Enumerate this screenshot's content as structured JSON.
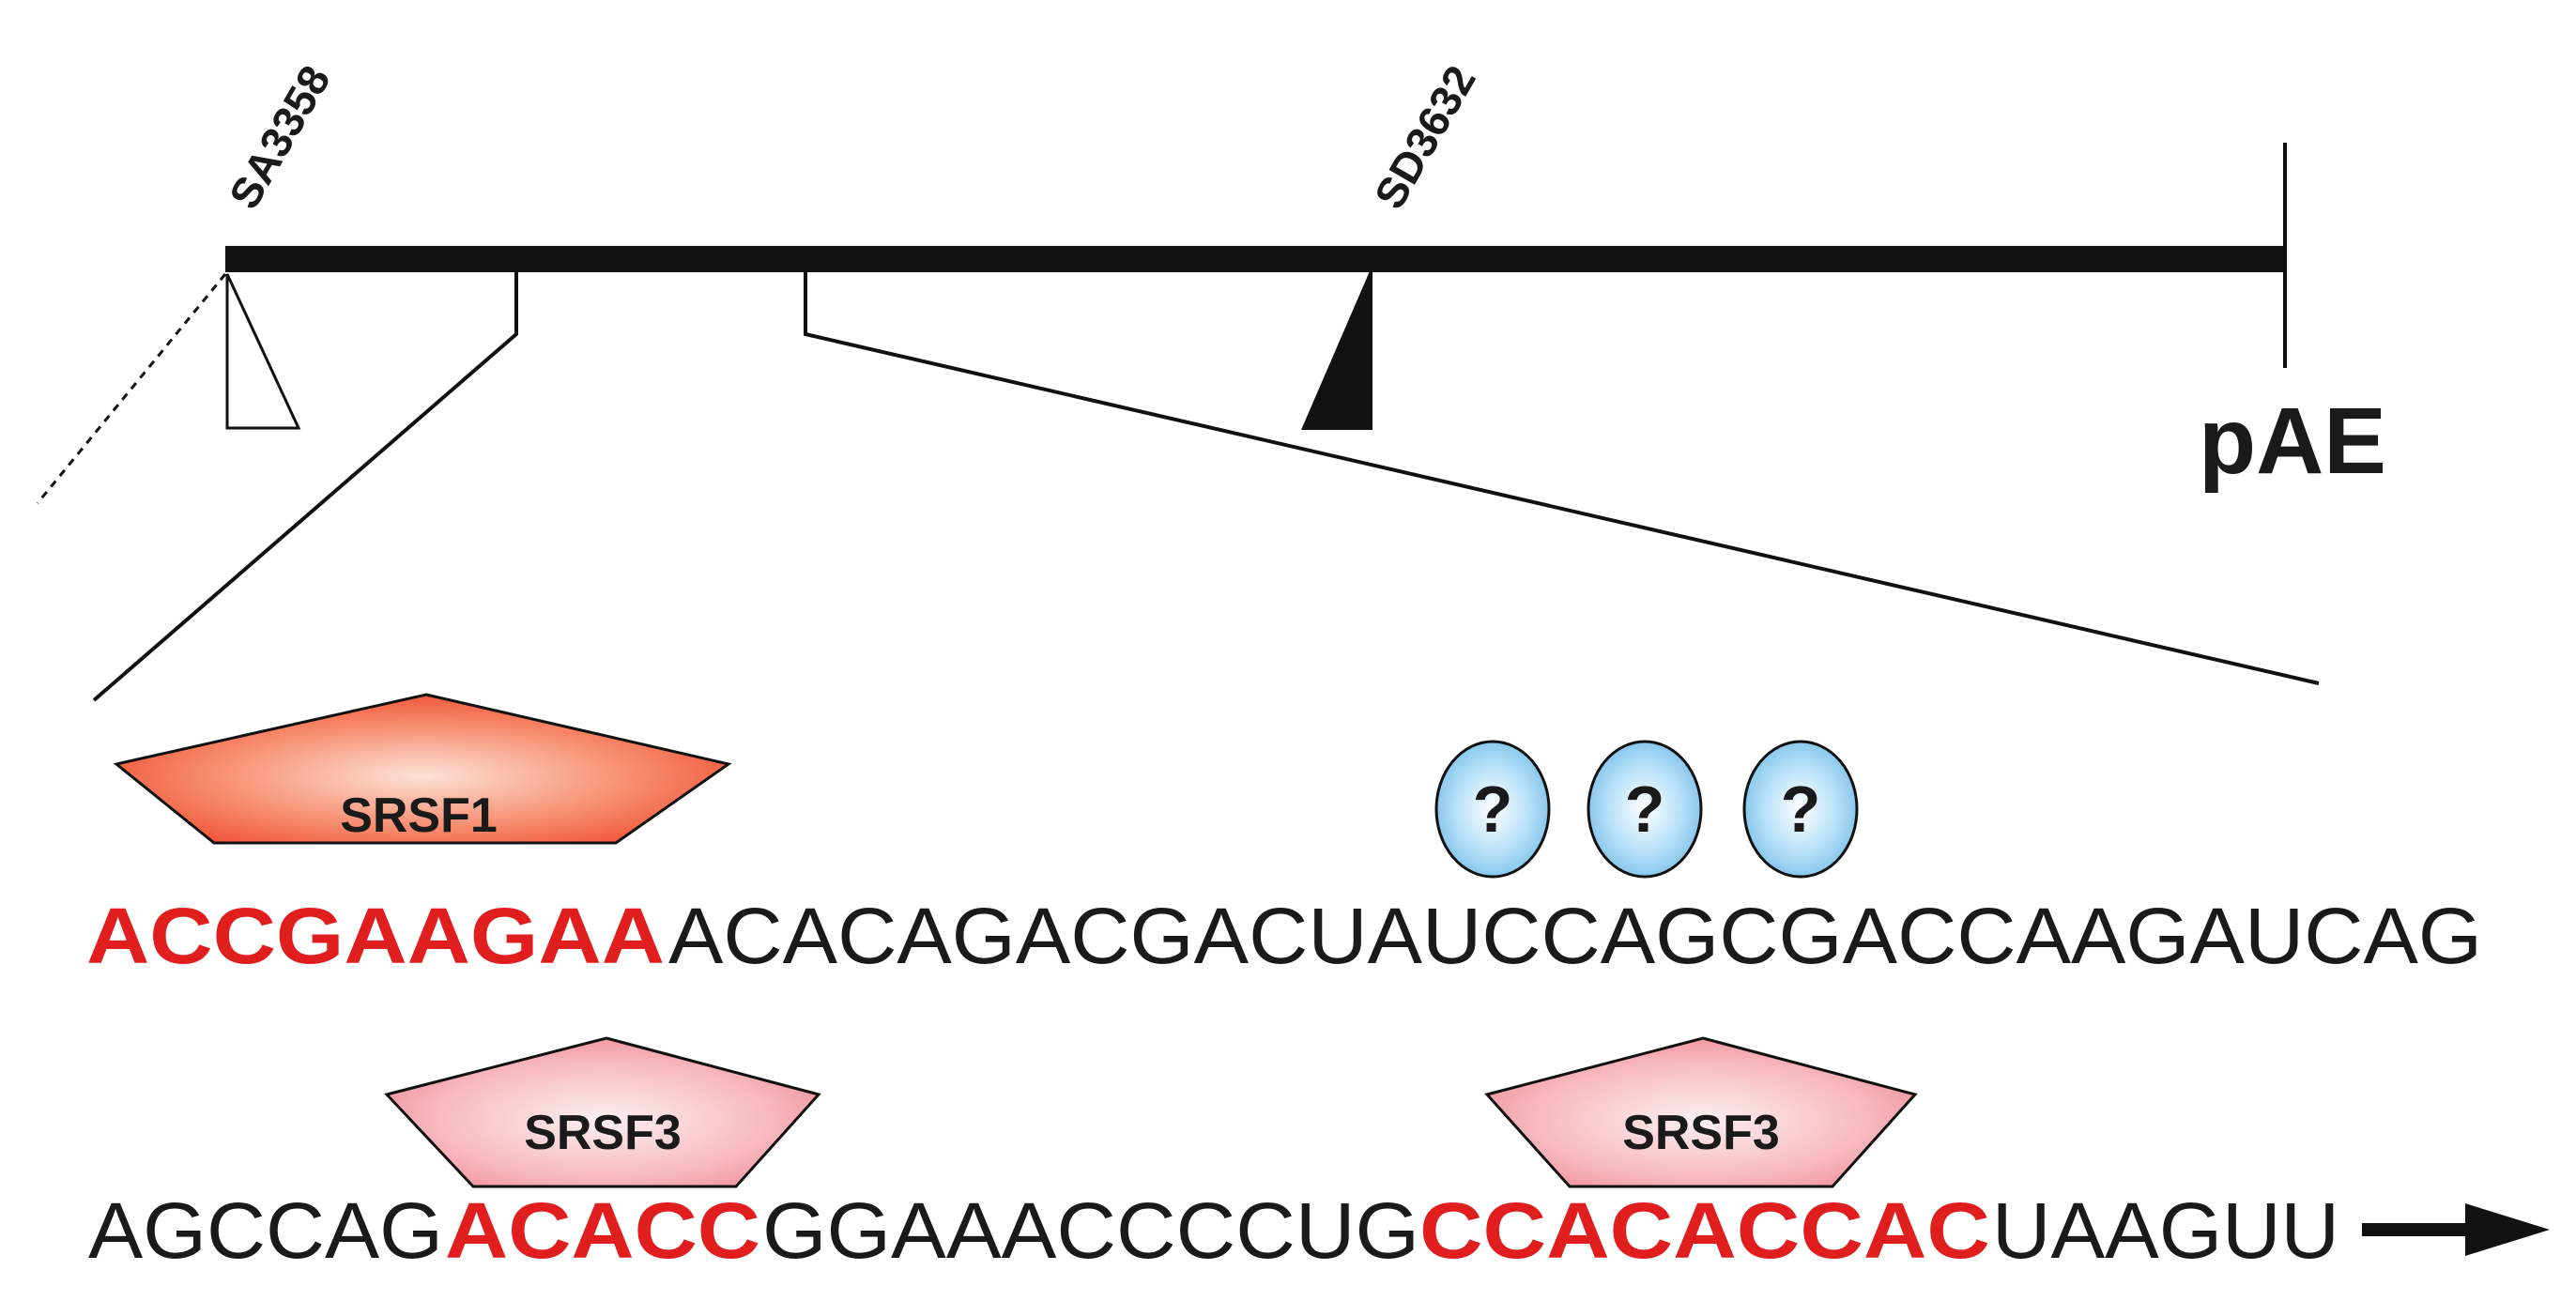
{
  "labels": {
    "sa_site": "SA3358",
    "sd_site": "SD3632",
    "polyA": "pAE"
  },
  "proteins": {
    "srsf1": "SRSF1",
    "srsf3_a": "SRSF3",
    "srsf3_b": "SRSF3",
    "unknown": [
      "?",
      "?",
      "?"
    ]
  },
  "sequence": {
    "line1": [
      {
        "text": "ACCGAAGAA",
        "highlight": true
      },
      {
        "text": "ACACAGACGACUAUCCAGCGACCAAGAUCAG",
        "highlight": false
      }
    ],
    "line2": [
      {
        "text": "AGCCAG",
        "highlight": false
      },
      {
        "text": "ACACC",
        "highlight": true
      },
      {
        "text": "GGAAACCCCUG",
        "highlight": false
      },
      {
        "text": "CCACACCAC",
        "highlight": true
      },
      {
        "text": "UAAGUU",
        "highlight": false
      }
    ]
  },
  "colors": {
    "highlight": "#e01e1e",
    "srsf1": "#f25a3c",
    "srsf3": "#f4a3aa",
    "unknown": "#8ecbef"
  }
}
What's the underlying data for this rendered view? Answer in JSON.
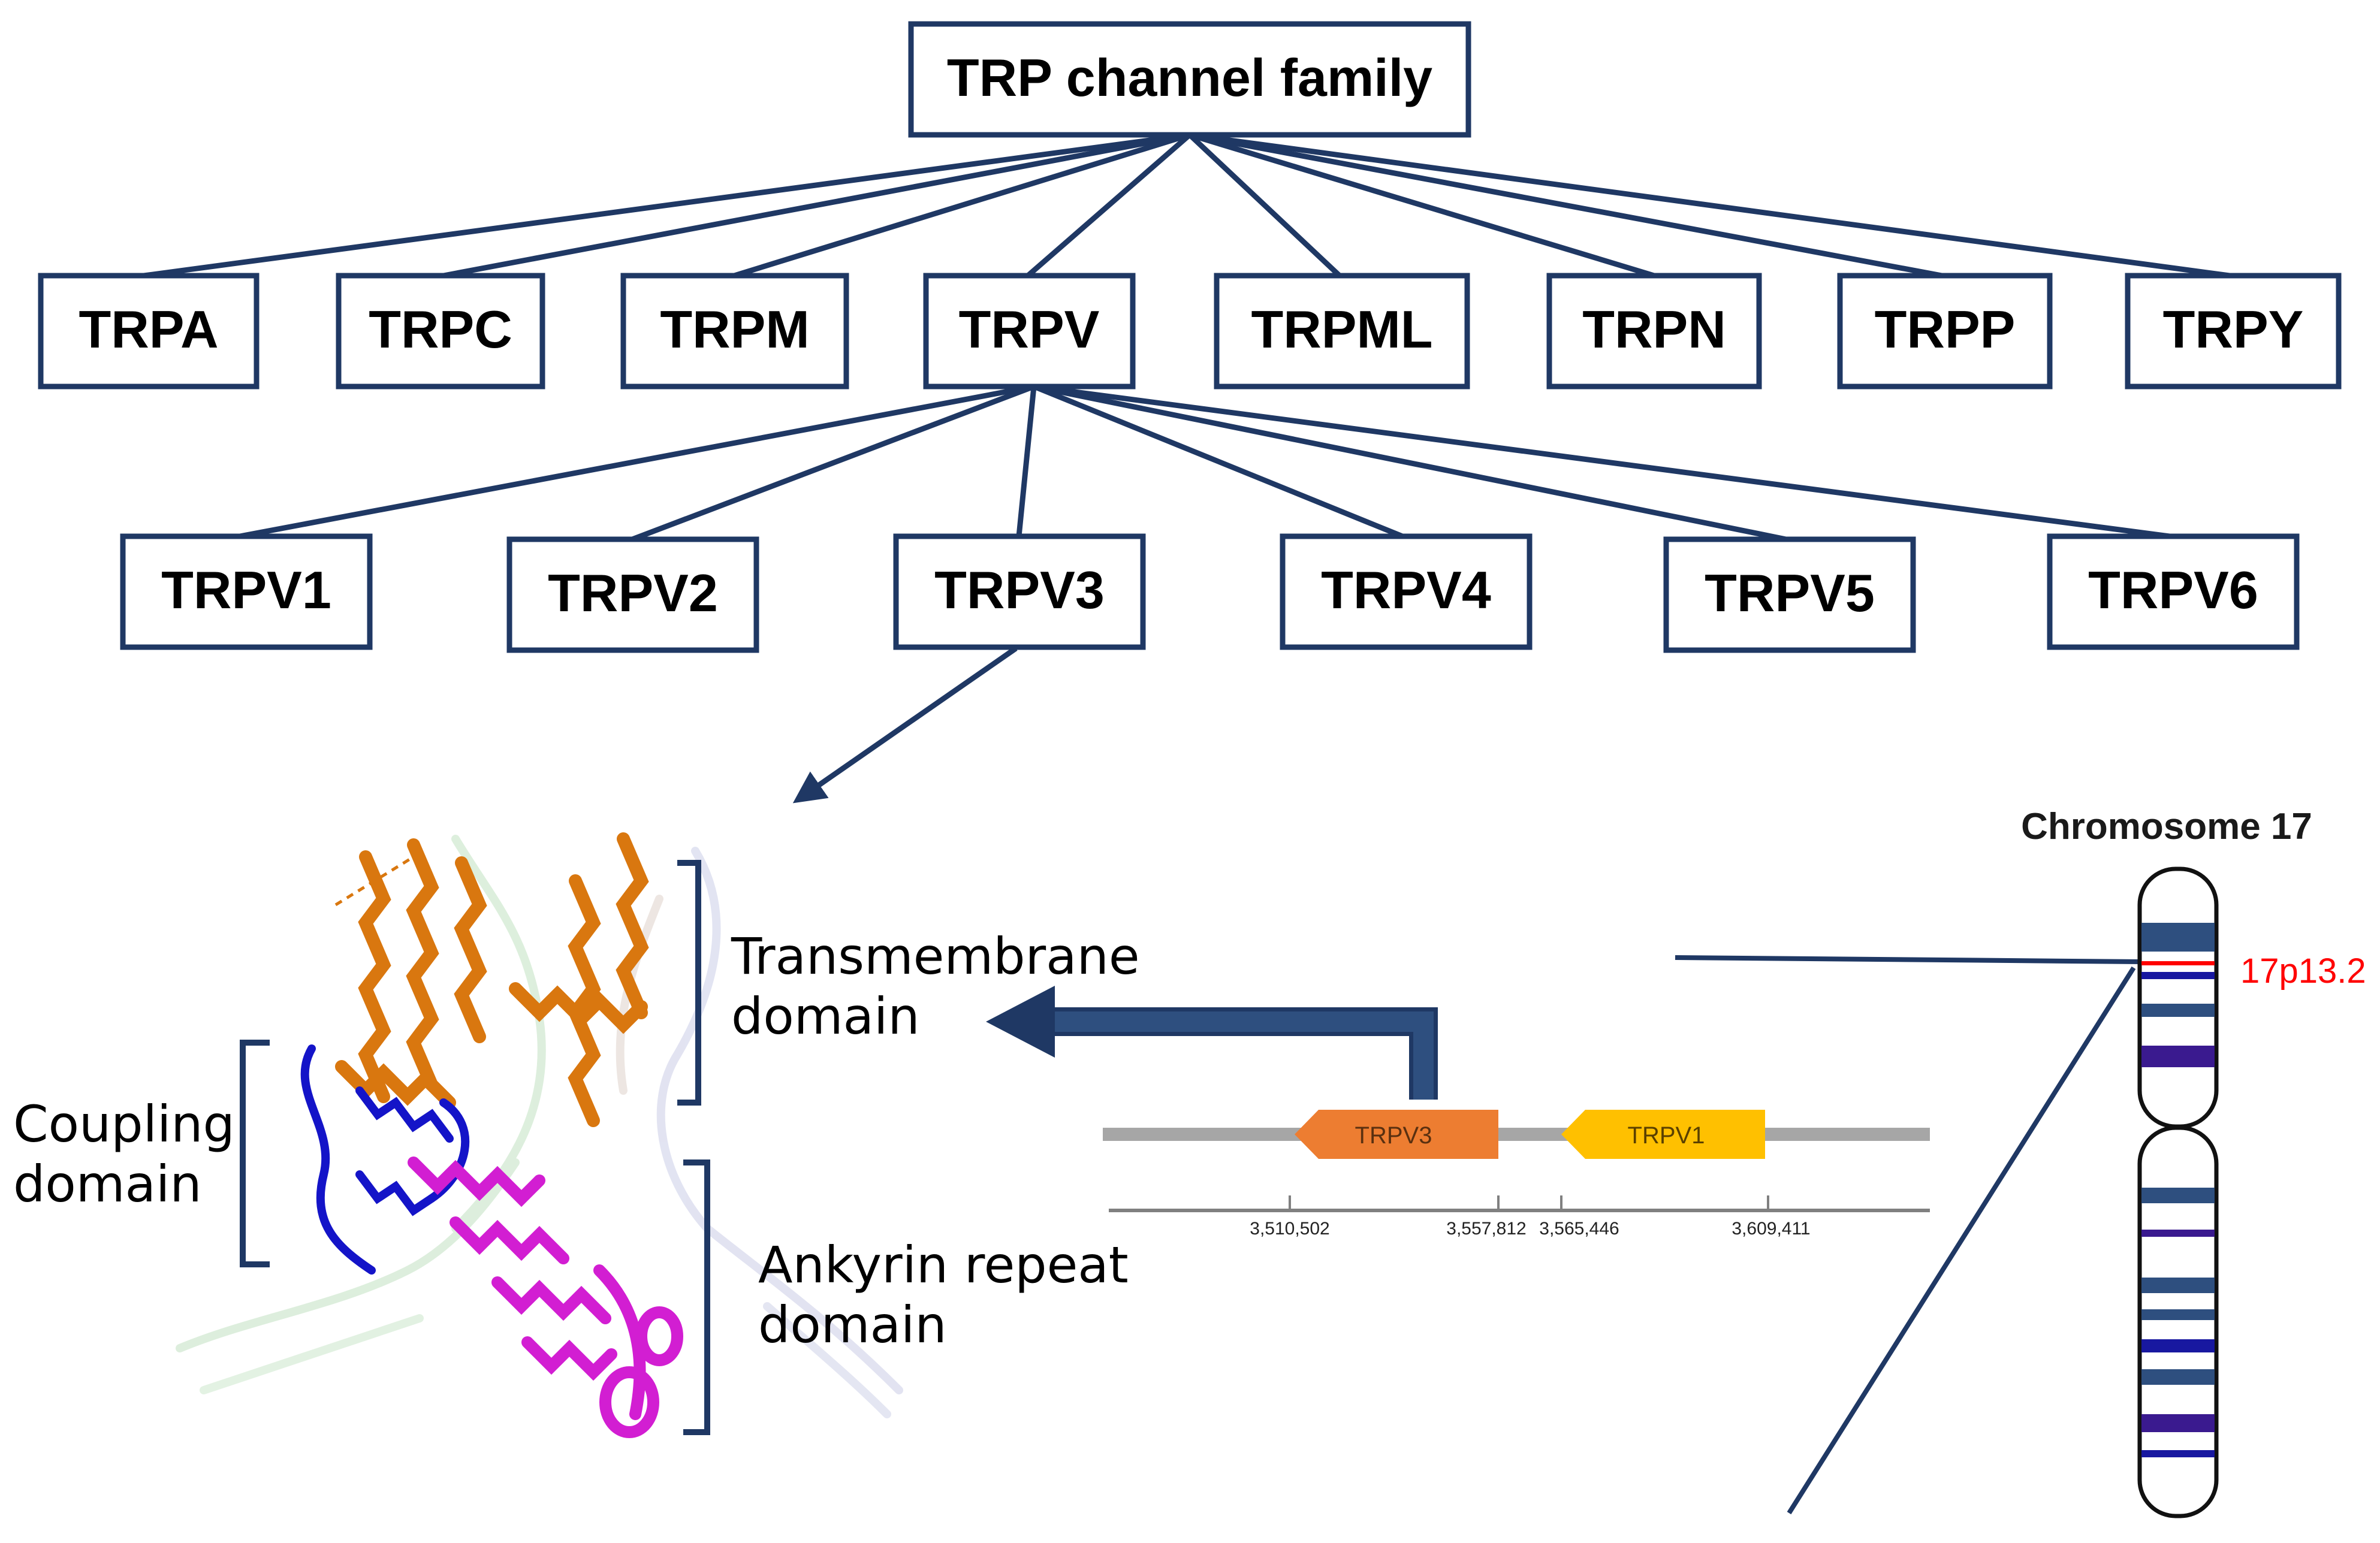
{
  "root": {
    "label": "TRP channel family"
  },
  "subfamilies": [
    "TRPA",
    "TRPC",
    "TRPM",
    "TRPV",
    "TRPML",
    "TRPN",
    "TRPP",
    "TRPY"
  ],
  "trpv_members": [
    "TRPV1",
    "TRPV2",
    "TRPV3",
    "TRPV4",
    "TRPV5",
    "TRPV6"
  ],
  "structure": {
    "transmembrane_label_1": "Transmembrane",
    "transmembrane_label_2": "domain",
    "coupling_label_1": "Coupling",
    "coupling_label_2": "domain",
    "ankyrin_label_1": "Ankyrin repeat",
    "ankyrin_label_2": "domain"
  },
  "gene_track": {
    "genes": [
      "TRPV3",
      "TRPV1"
    ],
    "coordinates": [
      "3,510,502",
      "3,557,812",
      "3,565,446",
      "3,609,411"
    ]
  },
  "chromosome": {
    "title": "Chromosome 17",
    "band_label": "17p13.2"
  },
  "colors": {
    "navy": "#1f3864",
    "orange": "#ed7d31",
    "yellow": "#ffc000",
    "band_red": "#ff0000",
    "helix_orange": "#d9770f",
    "helix_blue": "#1414c8",
    "helix_magenta": "#d21ed2"
  }
}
* * *
Work instructions: The lines needed are those from the one containing "What's the underlying" through the end of the listing, given again word for word and without any picture.

Answer box:
What's the underlying data for this rendered view? Answer in JSON.
{
  "root": {
    "label": "TRP channel family"
  },
  "subfamilies": [
    "TRPA",
    "TRPC",
    "TRPM",
    "TRPV",
    "TRPML",
    "TRPN",
    "TRPP",
    "TRPY"
  ],
  "trpv_members": [
    "TRPV1",
    "TRPV2",
    "TRPV3",
    "TRPV4",
    "TRPV5",
    "TRPV6"
  ],
  "structure": {
    "transmembrane_label_1": "Transmembrane",
    "transmembrane_label_2": "domain",
    "coupling_label_1": "Coupling",
    "coupling_label_2": "domain",
    "ankyrin_label_1": "Ankyrin repeat",
    "ankyrin_label_2": "domain"
  },
  "gene_track": {
    "genes": [
      "TRPV3",
      "TRPV1"
    ],
    "coordinates": [
      "3,510,502",
      "3,557,812",
      "3,565,446",
      "3,609,411"
    ]
  },
  "chromosome": {
    "title": "Chromosome 17",
    "band_label": "17p13.2"
  },
  "colors": {
    "navy": "#1f3864",
    "orange": "#ed7d31",
    "yellow": "#ffc000",
    "band_red": "#ff0000",
    "helix_orange": "#d9770f",
    "helix_blue": "#1414c8",
    "helix_magenta": "#d21ed2"
  }
}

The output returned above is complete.